[Given exercise a]:
List every line of the records that contains the string "series", treating uppercase and lowercase as distinct.

[Text passage]:
##########

There is a lot of material on stretched clusters already out there but somehow it seems that is hasn’t reached everyone yet. Last couple of weeks I spend a lot of time on the phone with different customers in the various countries/regions talking about designing a Virtual SAN stretched cluster. In this post I wanted to collect some design considerations for your Virtual SAN stretched clusters and provide pointers to different articles and white papers that can help you getting a better understanding of the solution. If any additional considerations come up in the various conversations I still have planned I will add this to this article, so it will be very much a “work in progress”.
First and foremost a stretched cluster isn’t something you implement “just because you can”. It is a solution which is usually implemented when there is a strong desire to be able to avoid a disaster or recover in an extremely fast way from a disaster. Customers I talk with are usually mid-size and up, and typically provide some form of 24×7 service. As an example, I have a customer who runs (mission) critical workloads and there is one who hosts websites which have high uptime requirements(government services) on their stretched clusters. In both cases downtime is not acceptable from a business perspective, and unfortunately not all applications provide the level of availability required, which means it needs to be solved on a different layer.
First thing that needs to be looked at is the network. From a Virtual SAN perspective there are clear requirements:
- 5ms RTT latency max between data sites
- 200ms RTT latency max between data and witness site
- Both L3 and L2 are supported between the data sites
- 10Gbps bandwidth is recommended, dependent on the number of VMs this could be lower or higher, more guidance will be provided soon around this!
- L3 is expected between data and the witness sites
- 100Mbps bandwidth is recommended, dependent on the number of VMs this could be lower or higher, more guidance will be provided soon around this!
First thing I need to call out, if you do L3 between data sites note that you will need some form of multicast routing. L3 from data to the witness site doesn’t need this, it doesn’t use multicast, this requirement has been removed, which simplifies the design. Latency requirements are strict. 5ms (data/data) and 200ms (data/witness) maximum, but I think it is important to say that network latency will impact your storage performance. Each write will need to be replicated to the other site, which means that each write could take 5ms if that is your RTT. Yes this can be a killer, but keep in mind that all writes always go to SSD first, so network is going to be the challenge. The lower the latency the better. Also note that this only applies to “writes”, reads will be served locally as with the Stretched Cluster functionality VSAN also introduced “site locality” to avoid those network hops for reads. Some may say: well who in their right mind is going to incur a 5ms or 3ms network latency for every IO, well I guess that fully depends on what your business requirements are.

##########

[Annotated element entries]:
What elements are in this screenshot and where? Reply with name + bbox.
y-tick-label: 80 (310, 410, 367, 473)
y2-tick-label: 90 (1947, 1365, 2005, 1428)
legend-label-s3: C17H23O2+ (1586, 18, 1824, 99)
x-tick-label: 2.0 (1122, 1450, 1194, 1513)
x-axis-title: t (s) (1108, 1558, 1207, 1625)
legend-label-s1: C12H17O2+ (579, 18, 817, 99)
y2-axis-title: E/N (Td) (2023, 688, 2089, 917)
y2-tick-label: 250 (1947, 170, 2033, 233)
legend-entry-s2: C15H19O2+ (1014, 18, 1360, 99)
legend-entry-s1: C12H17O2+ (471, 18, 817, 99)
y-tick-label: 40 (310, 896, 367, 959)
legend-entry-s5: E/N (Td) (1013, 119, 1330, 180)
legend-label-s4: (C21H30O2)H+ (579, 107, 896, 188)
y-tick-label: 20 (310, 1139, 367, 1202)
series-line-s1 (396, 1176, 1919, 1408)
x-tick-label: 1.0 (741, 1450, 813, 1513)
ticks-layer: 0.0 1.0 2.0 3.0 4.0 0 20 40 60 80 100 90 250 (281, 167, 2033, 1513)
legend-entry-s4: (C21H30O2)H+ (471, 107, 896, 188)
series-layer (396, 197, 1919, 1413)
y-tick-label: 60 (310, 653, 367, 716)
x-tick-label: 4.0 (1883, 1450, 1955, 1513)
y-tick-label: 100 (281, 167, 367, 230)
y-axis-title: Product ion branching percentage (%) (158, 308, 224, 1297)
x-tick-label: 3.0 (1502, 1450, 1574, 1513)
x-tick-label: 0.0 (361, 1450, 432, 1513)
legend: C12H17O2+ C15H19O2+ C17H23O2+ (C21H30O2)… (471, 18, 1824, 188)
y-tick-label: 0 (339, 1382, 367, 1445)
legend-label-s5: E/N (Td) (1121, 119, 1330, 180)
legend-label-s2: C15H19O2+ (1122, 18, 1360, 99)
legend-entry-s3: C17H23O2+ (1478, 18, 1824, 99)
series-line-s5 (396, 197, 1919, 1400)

##########

[Given exercise b]:
Reproduce the passage from the Virtual SAN stretched cluster text above, starting at "First and foremost" and ending at "a different layer.".

[Exercise answer a]:
series-line-s1 (396, 1176, 1919, 1408)
series-layer (396, 197, 1919, 1413)
series-line-s5 (396, 197, 1919, 1400)

[Exercise answer b]:
First and foremost a stretched cluster isn’t something you implement “just because you can”. It is a solution which is usually implemented when there is a strong desire to be able to avoid a disaster or recover in an extremely fast way from a disaster. Customers I talk with are usually mid-size and up, and typically provide some form of 24×7 service. As an example, I have a customer who runs (mission) critical workloads and there is one who hosts websites which have high uptime requirements(government services) on their stretched clusters. In both cases downtime is not acceptable from a business perspective, and unfortunately not all applications provide the level of availability required, which means it needs to be solved on a different layer.